----- Supplied data

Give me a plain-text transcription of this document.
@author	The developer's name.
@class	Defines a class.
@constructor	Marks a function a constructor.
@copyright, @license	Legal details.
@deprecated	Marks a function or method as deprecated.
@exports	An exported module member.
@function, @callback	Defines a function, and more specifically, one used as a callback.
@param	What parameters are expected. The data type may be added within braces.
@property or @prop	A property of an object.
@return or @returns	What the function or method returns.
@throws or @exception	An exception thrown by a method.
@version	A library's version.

----------

◆ The problem
All entries must be repeated verbatim.

◆ Answer in full
Give me a plain-text transcription of this document.
@author	The developer's name.
@class	Defines a class.
@constructor	Marks a function a constructor.
@copyright, @license	Legal details.
@deprecated	Marks a function or method as deprecated.
@exports	An exported module member.
@function, @callback	Defines a function, and more specifically, one used as a callback.
@param	What parameters are expected. The data type may be added within braces.
@property or @prop	A property of an object.
@return or @returns	What the function or method returns.
@throws or @exception	An exception thrown by a method.
@version	A library's version.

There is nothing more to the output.